### WHAT NEEDS TO BE DONE
Leave the pictures out and transcribe every record exactly.

[start of PROVIDED RECORDS]

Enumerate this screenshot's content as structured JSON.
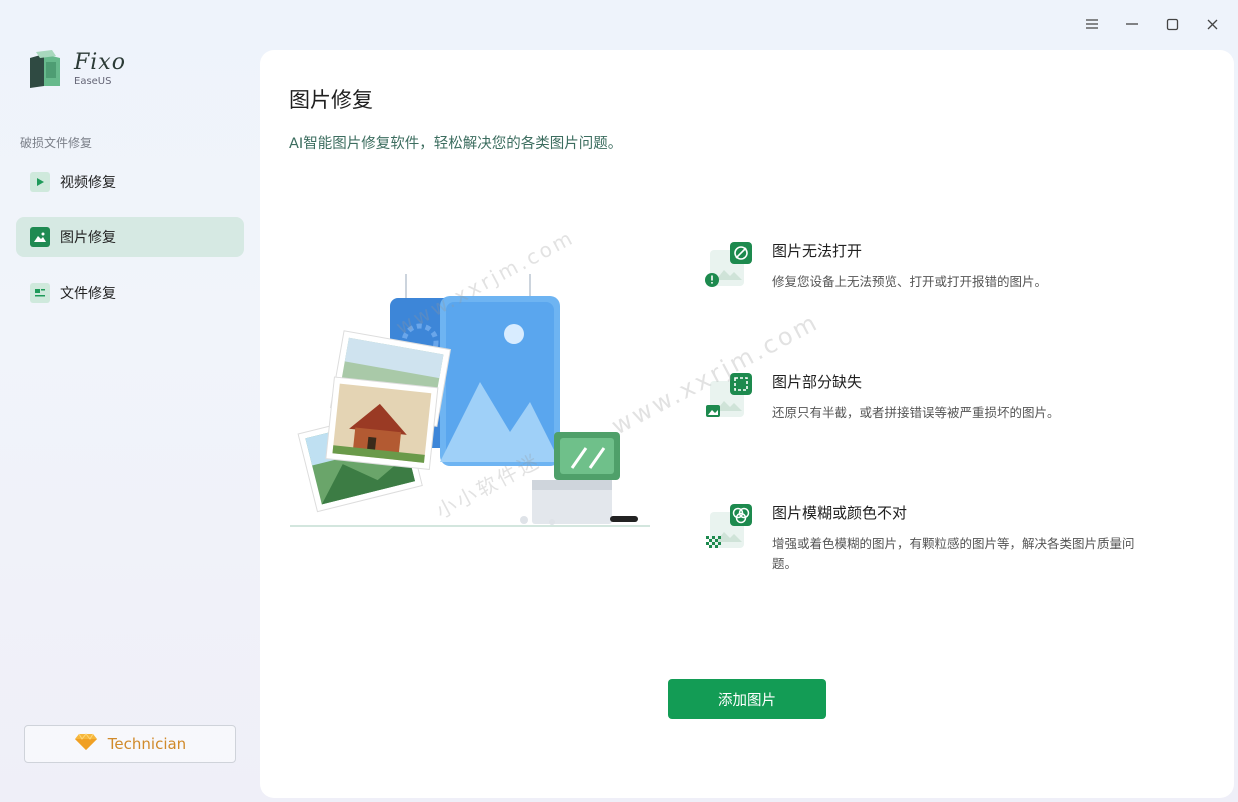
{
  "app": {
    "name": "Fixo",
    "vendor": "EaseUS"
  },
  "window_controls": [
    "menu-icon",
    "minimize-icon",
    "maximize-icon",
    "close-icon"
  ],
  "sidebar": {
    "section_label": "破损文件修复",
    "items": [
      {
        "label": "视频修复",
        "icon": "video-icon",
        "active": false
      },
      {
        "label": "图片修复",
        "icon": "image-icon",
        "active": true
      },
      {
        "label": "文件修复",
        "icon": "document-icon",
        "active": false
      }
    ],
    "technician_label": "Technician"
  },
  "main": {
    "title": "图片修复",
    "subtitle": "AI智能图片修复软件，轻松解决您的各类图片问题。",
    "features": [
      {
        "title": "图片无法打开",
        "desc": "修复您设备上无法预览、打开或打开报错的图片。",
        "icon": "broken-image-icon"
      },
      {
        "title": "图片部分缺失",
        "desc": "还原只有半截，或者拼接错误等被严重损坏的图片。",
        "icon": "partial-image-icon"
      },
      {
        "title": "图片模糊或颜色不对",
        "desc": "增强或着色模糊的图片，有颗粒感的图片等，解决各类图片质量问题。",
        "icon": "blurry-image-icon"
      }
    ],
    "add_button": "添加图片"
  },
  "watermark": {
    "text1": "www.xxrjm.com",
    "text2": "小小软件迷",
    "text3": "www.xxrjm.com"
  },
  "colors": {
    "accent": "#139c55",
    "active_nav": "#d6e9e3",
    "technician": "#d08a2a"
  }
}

[end of PROVIDED RECORDS]

### SOLUTION FOR THIS TASK
Enumerate this screenshot's content as structured JSON.
{
  "app": {
    "name": "Fixo",
    "vendor": "EaseUS"
  },
  "window_controls": [
    "menu-icon",
    "minimize-icon",
    "maximize-icon",
    "close-icon"
  ],
  "sidebar": {
    "section_label": "破损文件修复",
    "items": [
      {
        "label": "视频修复",
        "icon": "video-icon",
        "active": false
      },
      {
        "label": "图片修复",
        "icon": "image-icon",
        "active": true
      },
      {
        "label": "文件修复",
        "icon": "document-icon",
        "active": false
      }
    ],
    "technician_label": "Technician"
  },
  "main": {
    "title": "图片修复",
    "subtitle": "AI智能图片修复软件，轻松解决您的各类图片问题。",
    "features": [
      {
        "title": "图片无法打开",
        "desc": "修复您设备上无法预览、打开或打开报错的图片。",
        "icon": "broken-image-icon"
      },
      {
        "title": "图片部分缺失",
        "desc": "还原只有半截，或者拼接错误等被严重损坏的图片。",
        "icon": "partial-image-icon"
      },
      {
        "title": "图片模糊或颜色不对",
        "desc": "增强或着色模糊的图片，有颗粒感的图片等，解决各类图片质量问题。",
        "icon": "blurry-image-icon"
      }
    ],
    "add_button": "添加图片"
  },
  "watermark": {
    "text1": "www.xxrjm.com",
    "text2": "小小软件迷",
    "text3": "www.xxrjm.com"
  },
  "colors": {
    "accent": "#139c55",
    "active_nav": "#d6e9e3",
    "technician": "#d08a2a"
  }
}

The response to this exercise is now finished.